### TASK
Leave out any picture and return the remaining listing below exactly as given.

### DATA EXTRACT
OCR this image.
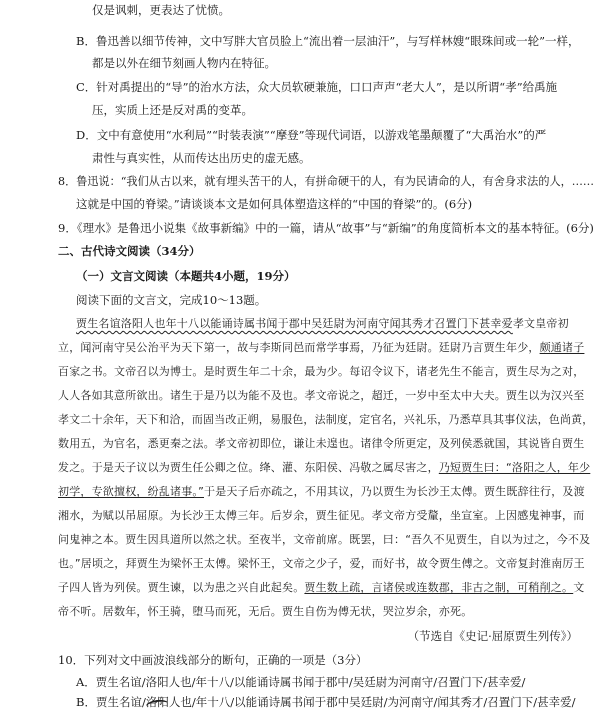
仅是讽刺，更表达了忧愤。
B．鲁迅善以细节传神，文中写胖大官员脸上“流出着一层油汗”，与写样林嫂“眼珠间或一轮”一样，
都是以外在细节刻画人物内在特征。
C．针对禹提出的“导”的治水方法，众大员软硬兼施，口口声声“老大人”，是以所谓“孝”给禹施
压，实质上还是反对禹的变革。
D．文中有意使用“水利局”“时装表演”“摩登”等现代词语，以游戏笔墨颠覆了“大禹治水”的严
肃性与真实性，从而传达出历史的虚无感。
8．鲁迅说：“我们从古以来，就有埋头苦干的人，有拼命硬干的人，有为民请命的人，有舍身求法的人，……
这就是中国的脊梁。”请谈谈本文是如何具体塑造这样的“中国的脊梁”的。(6分)
9．《理水》是鲁迅小说集《故事新编》中的一篇，请从“故事”与“新编”的角度简析本文的基本特征。(6分)
二、古代诗文阅读（34分）
（一）文言文阅读（本题共4小题，19分）
阅读下面的文言文，完成10～13题。
贾生名谊洛阳人也年十八以能诵诗属书闻于郡中吴廷尉为河南守闻其秀才召置门下甚幸爱孝文皇帝初
立，闻河南守吴公治平为天下第一，故与李斯同邑而常学事焉，乃征为廷尉。廷尉乃言贾生年少，颇通诸子
百家之书。文帝召以为博士。是时贾生年二十余，最为少。每诏令议下，诸老先生不能言，贾生尽为之对，
人人各如其意所欲出。诸生于是乃以为能不及也。孝文帝说之，超迁，一岁中至太中大夫。贾生以为汉兴至
孝文二十余年，天下和洽，而固当改正朔，易服色，法制度，定官名，兴礼乐，乃悉草具其事仪法，色尚黄，
数用五，为官名，悉更秦之法。孝文帝初即位，谦让未遑也。诸律令所更定，及列侯悉就国，其说皆自贾生
发之。于是天子议以为贾生任公卿之位。绛、灌、东阳侯、冯敬之属尽害之，乃短贾生曰：“洛阳之人，年少
初学，专欲擅权，纷乱诸事。”于是天子后亦疏之，不用其议，乃以贾生为长沙王太傅。贾生既辞往行，及渡
湘水，为赋以吊屈原。为长沙王太傅三年。后岁余，贾生征见。孝文帝方受釐，坐宣室。上因感鬼神事，而
问鬼神之本。贾生因具道所以然之状。至夜半，文帝前席。既罢，曰：“吾久不见贾生，自以为过之，今不及
也。”居顷之，拜贾生为梁怀王太傅。梁怀王，文帝之少子，爱，而好书，故令贾生傅之。文帝复封淮南厉王
子四人皆为列侯。贾生谏，以为患之兴自此起矣。贾生数上疏，言诸侯或连数郡，非古之制，可稍削之。文
帝不听。居数年，怀王骑，堕马而死，无后。贾生自伤为傅无状，哭泣岁余，亦死。
（节选自《史记·屈原贾生列传》）
10．下列对文中画波浪线部分的断句，正确的一项是（3分）
A．贾生名谊/洛阳人也/年十八/以能诵诗属书闻于郡中/吴廷尉为河南守/召置门下/甚幸爱/
B．贾生名谊/洛阳人也/年十八/以能诵诗属书闻于郡中吴廷尉/为河南守/闻其秀才/召置门下/甚幸爱/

### THE RESPONSE
OCR this image.
仅是讽刺，更表达了忧愤。
B．鲁迅善以细节传神，文中写胖大官员脸上“流出着一层油汗”，与写样林嫂“眼珠间或一轮”一样，
都是以外在细节刻画人物内在特征。
C．针对禹提出的“导”的治水方法，众大员软硬兼施，口口声声“老大人”，是以所谓“孝”给禹施
压，实质上还是反对禹的变革。
D．文中有意使用“水利局”“时装表演”“摩登”等现代词语，以游戏笔墨颠覆了“大禹治水”的严
肃性与真实性，从而传达出历史的虚无感。
8．鲁迅说：“我们从古以来，就有埋头苦干的人，有拼命硬干的人，有为民请命的人，有舍身求法的人，……
这就是中国的脊梁。”请谈谈本文是如何具体塑造这样的“中国的脊梁”的。(6分)
9．《理水》是鲁迅小说集《故事新编》中的一篇，请从“故事”与“新编”的角度简析本文的基本特征。(6分)
二、古代诗文阅读（34分）
（一）文言文阅读（本题共4小题，19分）
阅读下面的文言文，完成10～13题。
贾生名谊洛阳人也年十八以能诵诗属书闻于郡中吴廷尉为河南守闻其秀才召置门下甚幸爱孝文皇帝初
立，闻河南守吴公治平为天下第一，故与李斯同邑而常学事焉，乃征为廷尉。廷尉乃言贾生年少，颇通诸子
百家之书。文帝召以为博士。是时贾生年二十余，最为少。每诏令议下，诸老先生不能言，贾生尽为之对，
人人各如其意所欲出。诸生于是乃以为能不及也。孝文帝说之，超迁，一岁中至太中大夫。贾生以为汉兴至
孝文二十余年，天下和洽，而固当改正朔，易服色，法制度，定官名，兴礼乐，乃悉草具其事仪法，色尚黄，
数用五，为官名，悉更秦之法。孝文帝初即位，谦让未遑也。诸律令所更定，及列侯悉就国，其说皆自贾生
发之。于是天子议以为贾生任公卿之位。绛、灌、东阳侯、冯敬之属尽害之，乃短贾生曰：“洛阳之人，年少
初学，专欲擅权，纷乱诸事。”于是天子后亦疏之，不用其议，乃以贾生为长沙王太傅。贾生既辞往行，及渡
湘水，为赋以吊屈原。为长沙王太傅三年。后岁余，贾生征见。孝文帝方受釐，坐宣室。上因感鬼神事，而
问鬼神之本。贾生因具道所以然之状。至夜半，文帝前席。既罢，曰：“吾久不见贾生，自以为过之，今不及
也。”居顷之，拜贾生为梁怀王太傅。梁怀王，文帝之少子，爱，而好书，故令贾生傅之。文帝复封淮南厉王
子四人皆为列侯。贾生谏，以为患之兴自此起矣。贾生数上疏，言诸侯或连数郡，非古之制，可稍削之。文
帝不听。居数年，怀王骑，堕马而死，无后。贾生自伤为傅无状，哭泣岁余，亦死。
（节选自《史记·屈原贾生列传》）
10．下列对文中画波浪线部分的断句，正确的一项是（3分）
A．贾生名谊/洛阳人也/年十八/以能诵诗属书闻于郡中/吴廷尉为河南守/召置门下/甚幸爱/
B．贾生名谊/洛阳人也/年十八/以能诵诗属书闻于郡中吴廷尉/为河南守/闻其秀才/召置门下/甚幸爱/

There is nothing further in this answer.